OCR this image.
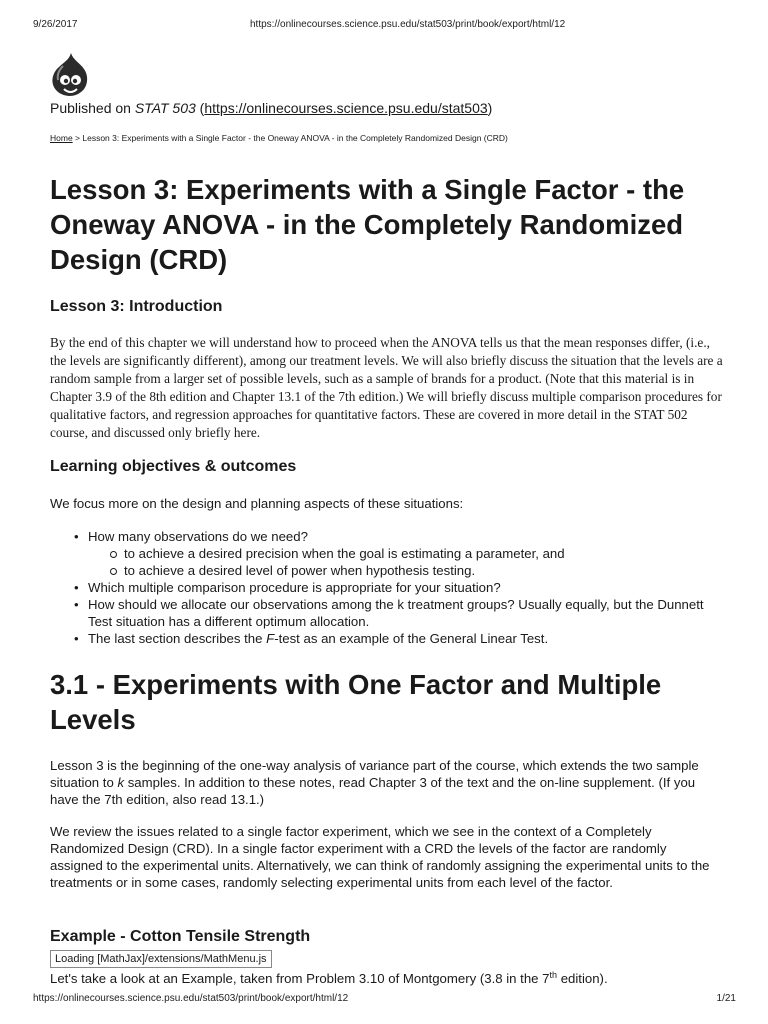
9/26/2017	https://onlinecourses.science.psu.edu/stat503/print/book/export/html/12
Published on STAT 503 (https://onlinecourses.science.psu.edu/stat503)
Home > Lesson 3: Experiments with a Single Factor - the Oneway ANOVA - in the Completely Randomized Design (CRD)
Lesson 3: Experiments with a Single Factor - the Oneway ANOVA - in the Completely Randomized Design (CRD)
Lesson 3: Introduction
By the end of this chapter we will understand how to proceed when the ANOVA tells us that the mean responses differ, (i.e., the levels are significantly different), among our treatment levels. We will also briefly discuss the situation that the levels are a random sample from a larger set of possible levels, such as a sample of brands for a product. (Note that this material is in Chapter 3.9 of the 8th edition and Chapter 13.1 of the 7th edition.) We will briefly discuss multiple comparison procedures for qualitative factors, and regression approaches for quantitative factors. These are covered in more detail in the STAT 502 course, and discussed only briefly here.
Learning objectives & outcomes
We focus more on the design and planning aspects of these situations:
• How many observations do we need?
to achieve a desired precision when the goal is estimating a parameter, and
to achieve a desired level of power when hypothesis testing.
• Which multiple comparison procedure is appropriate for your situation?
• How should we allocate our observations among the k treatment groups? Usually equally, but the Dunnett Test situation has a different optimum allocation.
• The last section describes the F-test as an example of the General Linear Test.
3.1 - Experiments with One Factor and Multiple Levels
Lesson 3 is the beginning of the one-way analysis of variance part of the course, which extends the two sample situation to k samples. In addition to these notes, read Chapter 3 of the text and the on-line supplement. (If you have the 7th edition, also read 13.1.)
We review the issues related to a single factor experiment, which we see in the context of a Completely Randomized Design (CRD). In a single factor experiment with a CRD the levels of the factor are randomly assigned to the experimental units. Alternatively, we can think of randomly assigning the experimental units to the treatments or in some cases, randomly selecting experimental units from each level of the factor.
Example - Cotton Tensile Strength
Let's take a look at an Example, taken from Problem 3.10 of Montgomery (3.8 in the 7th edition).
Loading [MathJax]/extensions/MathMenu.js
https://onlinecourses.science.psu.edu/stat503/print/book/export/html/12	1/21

• STATED TASK: Count the lines in the records above that contain the word "https", and reply with only that number.

• THE RESPONSE: 3